━━━ DATA SHOWN ━━━

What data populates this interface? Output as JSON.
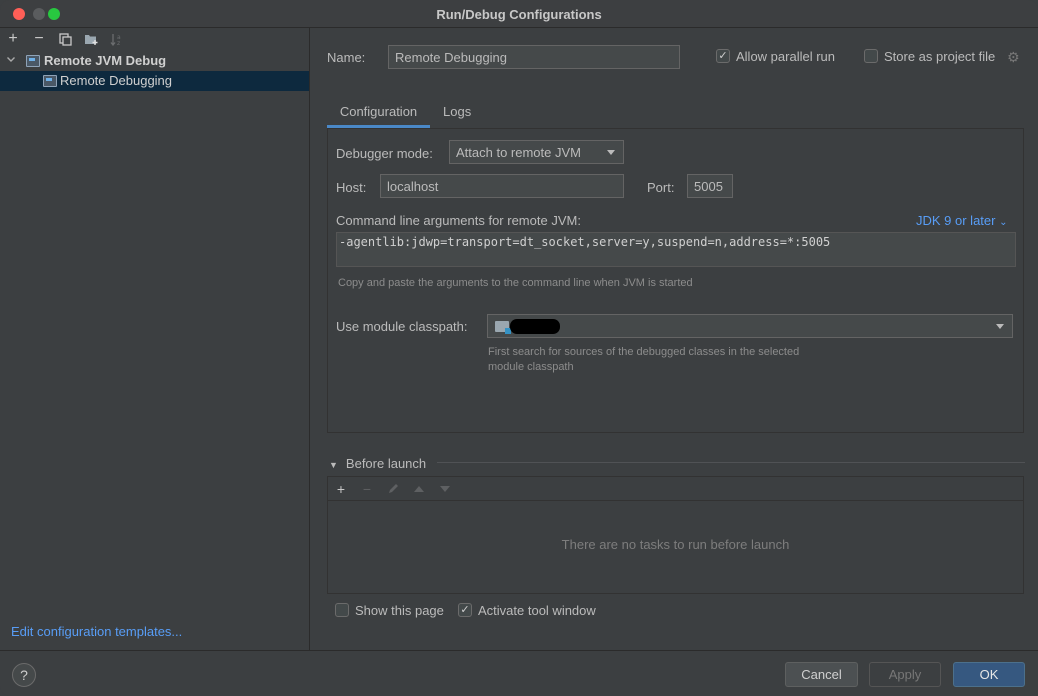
{
  "window": {
    "title": "Run/Debug Configurations"
  },
  "sidebar": {
    "toolbar": [
      "add-icon",
      "remove-icon",
      "copy-icon",
      "new-folder-icon",
      "sort-icon"
    ],
    "tree": {
      "group_label": "Remote JVM Debug",
      "item_label": "Remote Debugging"
    },
    "edit_templates_label": "Edit configuration templates..."
  },
  "form": {
    "name_label": "Name:",
    "name_value": "Remote Debugging",
    "allow_parallel_label": "Allow parallel run",
    "allow_parallel_checked": true,
    "store_project_label": "Store as project file",
    "store_project_checked": false
  },
  "tabs": [
    {
      "label": "Configuration",
      "active": true
    },
    {
      "label": "Logs",
      "active": false
    }
  ],
  "config": {
    "debugger_mode_label": "Debugger mode:",
    "debugger_mode_value": "Attach to remote JVM",
    "host_label": "Host:",
    "host_value": "localhost",
    "port_label": "Port:",
    "port_value": "5005",
    "cmd_label": "Command line arguments for remote JVM:",
    "jdk_link": "JDK 9 or later",
    "cmd_value": "-agentlib:jdwp=transport=dt_socket,server=y,suspend=n,address=*:5005",
    "cmd_hint": "Copy and paste the arguments to the command line when JVM is started",
    "classpath_label": "Use module classpath:",
    "classpath_hint_line1": "First search for sources of the debugged classes in the selected",
    "classpath_hint_line2": "module classpath"
  },
  "before_launch": {
    "title": "Before launch",
    "empty_text": "There are no tasks to run before launch"
  },
  "bottom_options": {
    "show_page_label": "Show this page",
    "show_page_checked": false,
    "activate_tool_label": "Activate tool window",
    "activate_tool_checked": true
  },
  "footer": {
    "help_label": "?",
    "cancel_label": "Cancel",
    "apply_label": "Apply",
    "ok_label": "OK"
  },
  "colors": {
    "background": "#3c3f41",
    "accent": "#589df6",
    "primary_button": "#365880",
    "selection": "#0d293e"
  }
}
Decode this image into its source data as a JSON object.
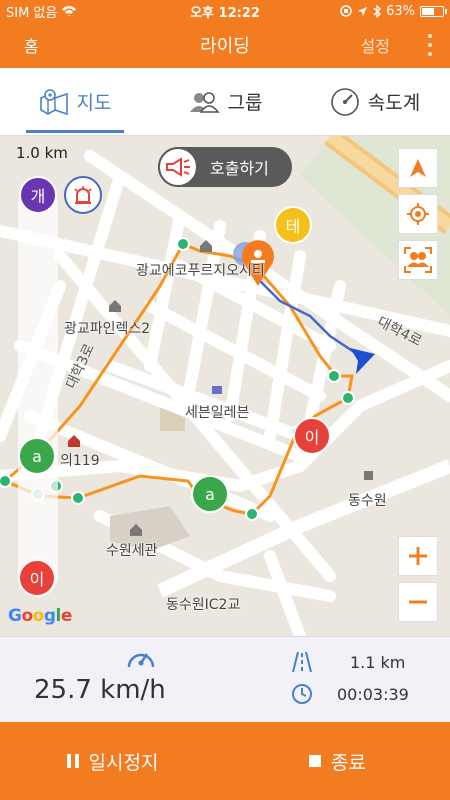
{
  "status_bar": {
    "carrier": "SIM 없음",
    "time": "오후 12:22",
    "battery": "63%",
    "battery_level": 0.63
  },
  "nav": {
    "home": "홈",
    "title": "라이딩",
    "settings": "설정"
  },
  "tabs": [
    {
      "label": "지도",
      "icon": "map-icon",
      "active": true
    },
    {
      "label": "그룹",
      "icon": "group-icon",
      "active": false
    },
    {
      "label": "속도계",
      "icon": "speedometer-icon",
      "active": false
    }
  ],
  "map": {
    "scale": "1.0 km",
    "call_button": "호출하기",
    "markers": {
      "top": "개",
      "member_te": "테",
      "member_a_left": "a",
      "member_a_mid": "a",
      "member_i_right": "이",
      "bottom": "이"
    },
    "places": {
      "ecopark": "광교에코푸르지오시티",
      "pinerex": "광교파인렉스2",
      "seven_eleven": "세븐일레븐",
      "fire_119": "의119",
      "dongsuwon": "동수원",
      "suwon_tax": "수원세관",
      "ic": "동수원IC2교",
      "daehak_right": "대학4로",
      "daehak_left": "대학3로"
    },
    "google": [
      "G",
      "o",
      "o",
      "g",
      "l",
      "e"
    ],
    "colors": {
      "route_orange": "#f7941d",
      "route_blue": "#4668c5",
      "marker_purple": "#6a35b0",
      "marker_green": "#3aa84a",
      "marker_red": "#e8413a",
      "marker_yellow": "#f6c01a",
      "accent_orange": "#f47c20"
    }
  },
  "stats": {
    "speed": "25.7 km/h",
    "distance": "1.1 km",
    "elapsed": "00:03:39"
  },
  "bottom": {
    "pause": "일시정지",
    "stop": "종료"
  }
}
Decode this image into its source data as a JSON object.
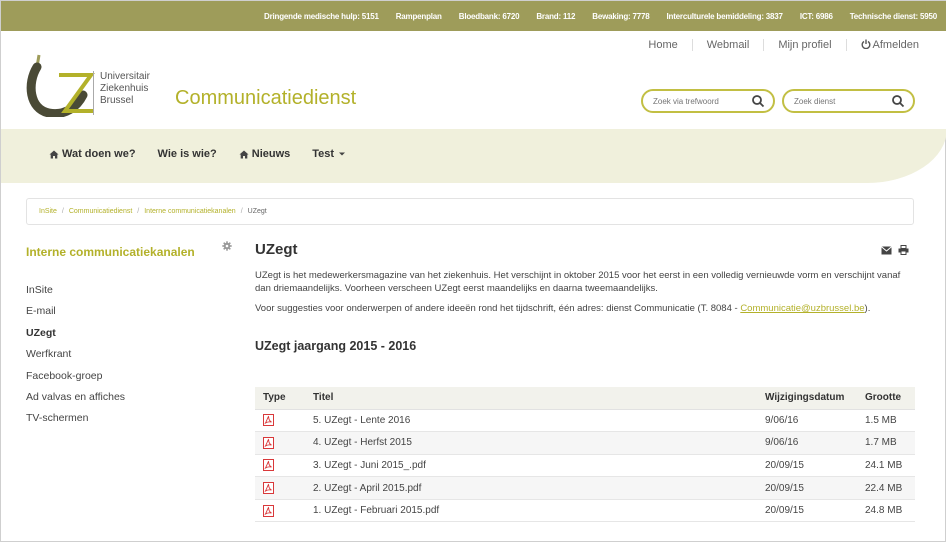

━━━

Copy the entries exactly. Leave out the images.

What data populates this interface? Output as JSON.
{
  "window": {
    "title": "Run/Debug Configurations"
  },
  "sidebar": {
    "toolbar": [
      "add-icon",
      "remove-icon",
      "copy-icon",
      "new-folder-icon",
      "sort-icon"
    ],
    "tree": {
      "group_label": "Remote JVM Debug",
      "item_label": "Remote Debugging"
    },
    "edit_templates_label": "Edit configuration templates..."
  },
  "form": {
    "name_label": "Name:",
    "name_value": "Remote Debugging",
    "allow_parallel_label": "Allow parallel run",
    "allow_parallel_checked": true,
    "store_project_label": "Store as project file",
    "store_project_checked": false
  },
  "tabs": [
    {
      "label": "Configuration",
      "active": true
    },
    {
      "label": "Logs",
      "active": false
    }
  ],
  "config": {
    "debugger_mode_label": "Debugger mode:",
    "debugger_mode_value": "Attach to remote JVM",
    "host_label": "Host:",
    "host_value": "localhost",
    "port_label": "Port:",
    "port_value": "5005",
    "cmd_label": "Command line arguments for remote JVM:",
    "jdk_link": "JDK 9 or later",
    "cmd_value": "-agentlib:jdwp=transport=dt_socket,server=y,suspend=n,address=*:5005",
    "cmd_hint": "Copy and paste the arguments to the command line when JVM is started",
    "classpath_label": "Use module classpath:",
    "classpath_hint_line1": "First search for sources of the debugged classes in the selected",
    "classpath_hint_line2": "module classpath"
  },
  "before_launch": {
    "title": "Before launch",
    "empty_text": "There are no tasks to run before launch"
  },
  "bottom_options": {
    "show_page_label": "Show this page",
    "show_page_checked": false,
    "activate_tool_label": "Activate tool window",
    "activate_tool_checked": true
  },
  "footer": {
    "help_label": "?",
    "cancel_label": "Cancel",
    "apply_label": "Apply",
    "ok_label": "OK"
  },
  "colors": {
    "background": "#3c3f41",
    "accent": "#589df6",
    "primary_button": "#365880",
    "selection": "#0d293e"
  }
}
Decode this image into its source data as a JSON object.
{
  "status_bar": {
    "carrier": "SIM 없음",
    "time": "오후 12:22",
    "battery": "63%",
    "battery_level": 0.63
  },
  "nav": {
    "home": "홈",
    "title": "라이딩",
    "settings": "설정"
  },
  "tabs": [
    {
      "label": "지도",
      "icon": "map-icon",
      "active": true
    },
    {
      "label": "그룹",
      "icon": "group-icon",
      "active": false
    },
    {
      "label": "속도계",
      "icon": "speedometer-icon",
      "active": false
    }
  ],
  "map": {
    "scale": "1.0 km",
    "call_button": "호출하기",
    "markers": {
      "top": "개",
      "member_te": "테",
      "member_a_left": "a",
      "member_a_mid": "a",
      "member_i_right": "이",
      "bottom": "이"
    },
    "places": {
      "ecopark": "광교에코푸르지오시티",
      "pinerex": "광교파인렉스2",
      "seven_eleven": "세븐일레븐",
      "fire_119": "의119",
      "dongsuwon": "동수원",
      "suwon_tax": "수원세관",
      "ic": "동수원IC2교",
      "daehak_right": "대학4로",
      "daehak_left": "대학3로"
    },
    "google": [
      "G",
      "o",
      "o",
      "g",
      "l",
      "e"
    ],
    "colors": {
      "route_orange": "#f7941d",
      "route_blue": "#4668c5",
      "marker_purple": "#6a35b0",
      "marker_green": "#3aa84a",
      "marker_red": "#e8413a",
      "marker_yellow": "#f6c01a",
      "accent_orange": "#f47c20"
    }
  },
  "stats": {
    "speed": "25.7 km/h",
    "distance": "1.1 km",
    "elapsed": "00:03:39"
  },
  "bottom": {
    "pause": "일시정지",
    "stop": "종료"
  }
}
Decode this image into its source data as a JSON object.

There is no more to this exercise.